| WHAT YOU WILL DO |
Set down, without any alteration, the lines of the material between the line holding "tree-label: Forest: chadduffey.com" and the line holding "chevron-right-icon[interactable]: › <box>63 257", both of those lines included.

★ ★ ★ ★ ★

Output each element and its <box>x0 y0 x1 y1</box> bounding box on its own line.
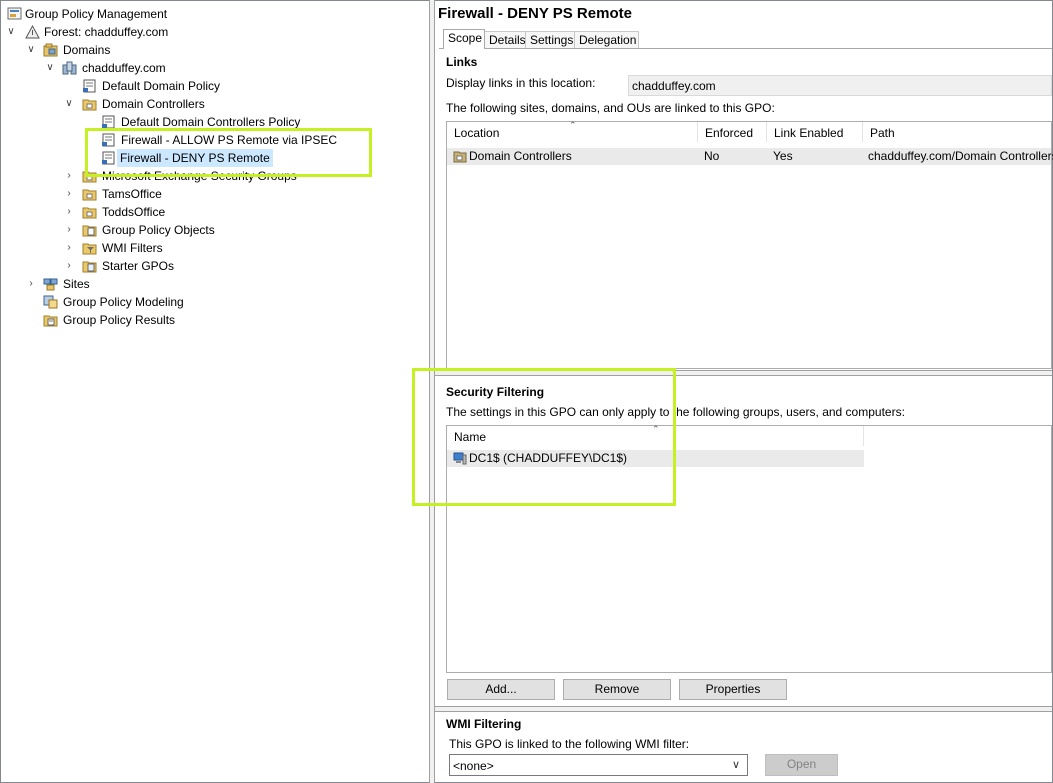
tree-label: Forest: chadduffey.com <box>44 25 169 39</box>
console-tree[interactable]: Group Policy Management ∨ Forest: chaddu… <box>1 1 429 781</box>
tree-label: Group Policy Results <box>63 313 176 327</box>
wmi-filter-select[interactable]: <none> ∨ <box>449 754 748 776</box>
chevron-right-icon[interactable]: › <box>63 221 75 239</box>
computer-icon <box>453 452 467 470</box>
tree-label: Group Policy Modeling <box>63 295 184 309</box>
tree-label: Starter GPOs <box>102 259 175 273</box>
tab-scope[interactable]: Scope <box>443 29 485 49</box>
security-filtering-listview[interactable]: Name ⌃ DC1$ (CHADDUFFEY\DC1$) <box>446 424 1052 673</box>
cell-name: DC1$ (CHADDUFFEY\DC1$) <box>469 451 628 465</box>
ou-folder-icon <box>453 150 467 168</box>
gpo-title: Firewall - DENY PS Remote <box>438 5 632 22</box>
links-description: The following sites, domains, and OUs ar… <box>446 101 775 115</box>
links-listview[interactable]: Location ⌃ Enforced Link Enabled Path Do… <box>446 120 1053 369</box>
open-button[interactable]: Open <box>765 754 838 776</box>
table-row[interactable]: Domain Controllers No Yes chadduffey.com… <box>447 148 1053 168</box>
tree-label: Sites <box>63 277 90 291</box>
tree-label: Domains <box>63 43 111 57</box>
tab-details[interactable]: Details <box>484 31 526 48</box>
domains-icon <box>43 43 58 57</box>
tree-label: Default Domain Policy <box>102 79 221 93</box>
chevron-down-icon: ∨ <box>732 759 741 771</box>
gpo-container-icon <box>82 223 97 237</box>
detail-pane: Firewall - DENY PS Remote Scope Details … <box>412 1 1053 782</box>
chevron-right-icon[interactable]: › <box>63 185 75 203</box>
table-row[interactable]: DC1$ (CHADDUFFEY\DC1$) <box>447 450 864 467</box>
wmi-filtering-heading: WMI Filtering <box>446 717 522 731</box>
add-button[interactable]: Add... <box>447 679 555 700</box>
gp-modeling-icon <box>43 295 58 309</box>
chevron-down-icon[interactable]: ∨ <box>5 23 17 41</box>
section-splitter[interactable] <box>435 706 1052 712</box>
tab-delegation[interactable]: Delegation <box>574 31 639 48</box>
tree-label: chadduffey.com <box>82 61 166 75</box>
chevron-right-icon[interactable]: › <box>63 257 75 275</box>
tab-settings[interactable]: Settings <box>525 31 575 48</box>
tree-label: Group Policy Management <box>25 7 168 21</box>
tree-label: Group Policy Objects <box>102 223 215 237</box>
tree-label: ToddsOffice <box>102 205 166 219</box>
security-filtering-heading: Security Filtering <box>446 385 545 399</box>
chevron-right-icon[interactable]: › <box>63 203 75 221</box>
cell-enforced: No <box>704 149 720 163</box>
wmi-filtering-description: This GPO is linked to the following WMI … <box>449 737 690 751</box>
gp-results-icon <box>43 313 58 327</box>
tree-label: TamsOffice <box>102 187 162 201</box>
tree-label: WMI Filters <box>102 241 163 255</box>
domain-icon <box>62 61 77 75</box>
wmi-folder-icon <box>82 241 97 255</box>
tree-label: Domain Controllers <box>102 97 205 111</box>
display-links-value: chadduffey.com <box>632 79 716 93</box>
sort-ascending-icon: ⌃ <box>569 120 577 130</box>
cell-location: Domain Controllers <box>469 149 572 163</box>
chevron-right-icon[interactable]: › <box>25 275 37 293</box>
wmi-filter-value: <none> <box>453 759 494 773</box>
gpo-link-icon <box>101 115 116 129</box>
tree-label: Firewall - DENY PS Remote <box>117 149 273 167</box>
chevron-down-icon[interactable]: ∨ <box>25 41 37 59</box>
ou-folder-icon <box>82 187 97 201</box>
starter-gpo-folder-icon <box>82 259 97 273</box>
sites-icon <box>43 277 58 291</box>
ou-folder-icon <box>82 97 97 111</box>
cell-path: chadduffey.com/Domain Controllers <box>868 149 1053 163</box>
security-filtering-description: The settings in this GPO can only apply … <box>446 405 905 419</box>
gpo-link-icon <box>101 151 116 165</box>
ou-folder-icon <box>82 205 97 219</box>
cell-link-enabled: Yes <box>773 149 793 163</box>
chevron-right-icon[interactable]: › <box>63 167 75 185</box>
tree-label: Microsoft Exchange Security Groups <box>102 169 297 183</box>
tree-label: Default Domain Controllers Policy <box>121 115 301 129</box>
column-header-enforced[interactable]: Enforced <box>698 122 767 142</box>
forest-icon <box>25 24 40 39</box>
column-header-link-enabled[interactable]: Link Enabled <box>767 122 863 142</box>
ou-folder-icon <box>82 169 97 183</box>
display-links-dropdown[interactable]: chadduffey.com <box>628 75 1052 96</box>
column-header-path[interactable]: Path <box>863 122 1051 142</box>
chevron-right-icon[interactable]: › <box>63 239 75 257</box>
properties-button[interactable]: Properties <box>679 679 787 700</box>
display-links-label: Display links in this location: <box>446 76 596 90</box>
gpm-console-icon <box>7 7 22 21</box>
gpo-link-icon <box>101 133 116 147</box>
chevron-down-icon[interactable]: ∨ <box>44 59 56 77</box>
tree-label: Firewall - ALLOW PS Remote via IPSEC <box>121 133 338 147</box>
links-heading: Links <box>446 55 478 69</box>
remove-button[interactable]: Remove <box>563 679 671 700</box>
gpo-link-icon <box>82 79 97 93</box>
sort-ascending-icon: ⌃ <box>652 424 660 434</box>
chevron-down-icon[interactable]: ∨ <box>63 95 75 113</box>
section-splitter[interactable] <box>435 370 1052 376</box>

★ ★ ★ ★ ★

| ANSWER FOR THE TASK |
tree-label: Forest: chadduffey.com <box>44 25 169 39</box>
console-tree[interactable]: Group Policy Management ∨ Forest: chaddu… <box>1 1 429 781</box>
tree-label: Group Policy Results <box>63 313 176 327</box>
wmi-filter-select[interactable]: <none> ∨ <box>449 754 748 776</box>
chevron-right-icon[interactable]: › <box>63 221 75 239</box>
computer-icon <box>453 452 467 470</box>
tree-label: Group Policy Modeling <box>63 295 184 309</box>
tree-label: Starter GPOs <box>102 259 175 273</box>
tab-scope[interactable]: Scope <box>443 29 485 49</box>
security-filtering-listview[interactable]: Name ⌃ DC1$ (CHADDUFFEY\DC1$) <box>446 424 1052 673</box>
cell-name: DC1$ (CHADDUFFEY\DC1$) <box>469 451 628 465</box>
ou-folder-icon <box>453 150 467 168</box>
gpo-title: Firewall - DENY PS Remote <box>438 5 632 22</box>
links-description: The following sites, domains, and OUs ar… <box>446 101 775 115</box>
links-listview[interactable]: Location ⌃ Enforced Link Enabled Path Do… <box>446 120 1053 369</box>
open-button[interactable]: Open <box>765 754 838 776</box>
table-row[interactable]: Domain Controllers No Yes chadduffey.com… <box>447 148 1053 168</box>
tree-label: Sites <box>63 277 90 291</box>
tree-label: Domains <box>63 43 111 57</box>
tab-details[interactable]: Details <box>484 31 526 48</box>
domains-icon <box>43 43 58 57</box>
tree-label: Default Domain Policy <box>102 79 221 93</box>
chevron-down-icon: ∨ <box>732 759 741 771</box>
gpo-container-icon <box>82 223 97 237</box>
detail-pane: Firewall - DENY PS Remote Scope Details … <box>412 1 1053 782</box>
chevron-right-icon[interactable]: › <box>63 185 75 203</box>
table-row[interactable]: DC1$ (CHADDUFFEY\DC1$) <box>447 450 864 467</box>
wmi-filtering-heading: WMI Filtering <box>446 717 522 731</box>
add-button[interactable]: Add... <box>447 679 555 700</box>
gp-modeling-icon <box>43 295 58 309</box>
chevron-down-icon[interactable]: ∨ <box>5 23 17 41</box>
section-splitter[interactable] <box>435 706 1052 712</box>
tab-delegation[interactable]: Delegation <box>574 31 639 48</box>
tree-label: chadduffey.com <box>82 61 166 75</box>
chevron-right-icon[interactable]: › <box>63 257 75 275</box>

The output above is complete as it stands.